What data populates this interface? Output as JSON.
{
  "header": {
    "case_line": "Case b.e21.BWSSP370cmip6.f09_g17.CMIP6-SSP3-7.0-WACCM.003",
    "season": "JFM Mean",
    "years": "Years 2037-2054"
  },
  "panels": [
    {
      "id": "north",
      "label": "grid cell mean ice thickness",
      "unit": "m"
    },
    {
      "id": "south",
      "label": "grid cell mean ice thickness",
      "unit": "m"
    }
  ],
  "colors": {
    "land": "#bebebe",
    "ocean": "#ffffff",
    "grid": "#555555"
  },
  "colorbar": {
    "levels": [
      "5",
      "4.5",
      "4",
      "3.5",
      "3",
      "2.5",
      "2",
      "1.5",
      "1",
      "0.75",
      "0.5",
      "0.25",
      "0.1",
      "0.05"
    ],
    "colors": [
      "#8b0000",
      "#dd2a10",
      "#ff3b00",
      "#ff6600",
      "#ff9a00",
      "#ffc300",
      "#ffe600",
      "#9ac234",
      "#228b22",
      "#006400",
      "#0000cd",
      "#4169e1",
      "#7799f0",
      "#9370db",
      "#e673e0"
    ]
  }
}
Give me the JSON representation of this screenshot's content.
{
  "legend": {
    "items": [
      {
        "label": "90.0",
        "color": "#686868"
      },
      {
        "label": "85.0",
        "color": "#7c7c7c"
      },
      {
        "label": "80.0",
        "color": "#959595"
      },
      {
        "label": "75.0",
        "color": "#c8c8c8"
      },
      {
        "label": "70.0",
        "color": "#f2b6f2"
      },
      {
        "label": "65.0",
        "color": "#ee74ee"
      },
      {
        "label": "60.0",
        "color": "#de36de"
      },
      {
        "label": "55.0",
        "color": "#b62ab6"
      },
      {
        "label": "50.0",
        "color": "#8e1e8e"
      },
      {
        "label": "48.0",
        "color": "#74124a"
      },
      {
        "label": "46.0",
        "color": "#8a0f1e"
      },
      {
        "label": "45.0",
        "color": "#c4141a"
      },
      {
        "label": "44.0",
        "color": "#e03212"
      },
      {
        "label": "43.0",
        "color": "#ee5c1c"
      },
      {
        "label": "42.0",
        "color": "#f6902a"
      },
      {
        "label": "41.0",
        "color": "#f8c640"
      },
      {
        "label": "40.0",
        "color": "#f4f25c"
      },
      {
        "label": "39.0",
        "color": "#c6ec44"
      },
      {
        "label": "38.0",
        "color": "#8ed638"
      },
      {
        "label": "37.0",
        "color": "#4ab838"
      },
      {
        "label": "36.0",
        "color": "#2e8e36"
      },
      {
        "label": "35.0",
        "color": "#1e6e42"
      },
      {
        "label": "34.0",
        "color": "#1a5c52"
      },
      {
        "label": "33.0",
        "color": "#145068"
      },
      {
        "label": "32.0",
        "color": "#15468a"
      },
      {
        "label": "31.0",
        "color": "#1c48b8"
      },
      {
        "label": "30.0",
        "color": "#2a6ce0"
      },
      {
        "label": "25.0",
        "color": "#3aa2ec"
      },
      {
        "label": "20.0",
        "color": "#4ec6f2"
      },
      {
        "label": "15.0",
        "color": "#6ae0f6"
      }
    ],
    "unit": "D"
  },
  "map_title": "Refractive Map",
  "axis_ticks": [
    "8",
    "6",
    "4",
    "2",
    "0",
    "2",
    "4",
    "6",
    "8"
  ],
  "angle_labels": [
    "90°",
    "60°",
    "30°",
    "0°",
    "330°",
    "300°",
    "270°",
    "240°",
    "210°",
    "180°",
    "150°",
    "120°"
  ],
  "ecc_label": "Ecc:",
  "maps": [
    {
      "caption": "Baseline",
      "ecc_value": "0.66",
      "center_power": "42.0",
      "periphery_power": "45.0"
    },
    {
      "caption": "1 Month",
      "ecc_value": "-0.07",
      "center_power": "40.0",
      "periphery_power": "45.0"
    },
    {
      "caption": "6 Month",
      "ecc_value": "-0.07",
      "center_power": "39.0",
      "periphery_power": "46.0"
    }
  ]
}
*-*-*
What you should do: From the records above, extract every entry exactly as given.

The solution:
What data populates this interface? Output as JSON.
{
  "header": {
    "case_line": "Case b.e21.BWSSP370cmip6.f09_g17.CMIP6-SSP3-7.0-WACCM.003",
    "season": "JFM Mean",
    "years": "Years 2037-2054"
  },
  "panels": [
    {
      "id": "north",
      "label": "grid cell mean ice thickness",
      "unit": "m"
    },
    {
      "id": "south",
      "label": "grid cell mean ice thickness",
      "unit": "m"
    }
  ],
  "colors": {
    "land": "#bebebe",
    "ocean": "#ffffff",
    "grid": "#555555"
  },
  "colorbar": {
    "levels": [
      "5",
      "4.5",
      "4",
      "3.5",
      "3",
      "2.5",
      "2",
      "1.5",
      "1",
      "0.75",
      "0.5",
      "0.25",
      "0.1",
      "0.05"
    ],
    "colors": [
      "#8b0000",
      "#dd2a10",
      "#ff3b00",
      "#ff6600",
      "#ff9a00",
      "#ffc300",
      "#ffe600",
      "#9ac234",
      "#228b22",
      "#006400",
      "#0000cd",
      "#4169e1",
      "#7799f0",
      "#9370db",
      "#e673e0"
    ]
  }
}
Give me the JSON representation of this screenshot's content.
{
  "legend": {
    "items": [
      {
        "label": "90.0",
        "color": "#686868"
      },
      {
        "label": "85.0",
        "color": "#7c7c7c"
      },
      {
        "label": "80.0",
        "color": "#959595"
      },
      {
        "label": "75.0",
        "color": "#c8c8c8"
      },
      {
        "label": "70.0",
        "color": "#f2b6f2"
      },
      {
        "label": "65.0",
        "color": "#ee74ee"
      },
      {
        "label": "60.0",
        "color": "#de36de"
      },
      {
        "label": "55.0",
        "color": "#b62ab6"
      },
      {
        "label": "50.0",
        "color": "#8e1e8e"
      },
      {
        "label": "48.0",
        "color": "#74124a"
      },
      {
        "label": "46.0",
        "color": "#8a0f1e"
      },
      {
        "label": "45.0",
        "color": "#c4141a"
      },
      {
        "label": "44.0",
        "color": "#e03212"
      },
      {
        "label": "43.0",
        "color": "#ee5c1c"
      },
      {
        "label": "42.0",
        "color": "#f6902a"
      },
      {
        "label": "41.0",
        "color": "#f8c640"
      },
      {
        "label": "40.0",
        "color": "#f4f25c"
      },
      {
        "label": "39.0",
        "color": "#c6ec44"
      },
      {
        "label": "38.0",
        "color": "#8ed638"
      },
      {
        "label": "37.0",
        "color": "#4ab838"
      },
      {
        "label": "36.0",
        "color": "#2e8e36"
      },
      {
        "label": "35.0",
        "color": "#1e6e42"
      },
      {
        "label": "34.0",
        "color": "#1a5c52"
      },
      {
        "label": "33.0",
        "color": "#145068"
      },
      {
        "label": "32.0",
        "color": "#15468a"
      },
      {
        "label": "31.0",
        "color": "#1c48b8"
      },
      {
        "label": "30.0",
        "color": "#2a6ce0"
      },
      {
        "label": "25.0",
        "color": "#3aa2ec"
      },
      {
        "label": "20.0",
        "color": "#4ec6f2"
      },
      {
        "label": "15.0",
        "color": "#6ae0f6"
      }
    ],
    "unit": "D"
  },
  "map_title": "Refractive Map",
  "axis_ticks": [
    "8",
    "6",
    "4",
    "2",
    "0",
    "2",
    "4",
    "6",
    "8"
  ],
  "angle_labels": [
    "90°",
    "60°",
    "30°",
    "0°",
    "330°",
    "300°",
    "270°",
    "240°",
    "210°",
    "180°",
    "150°",
    "120°"
  ],
  "ecc_label": "Ecc:",
  "maps": [
    {
      "caption": "Baseline",
      "ecc_value": "0.66",
      "center_power": "42.0",
      "periphery_power": "45.0"
    },
    {
      "caption": "1 Month",
      "ecc_value": "-0.07",
      "center_power": "40.0",
      "periphery_power": "45.0"
    },
    {
      "caption": "6 Month",
      "ecc_value": "-0.07",
      "center_power": "39.0",
      "periphery_power": "46.0"
    }
  ]
}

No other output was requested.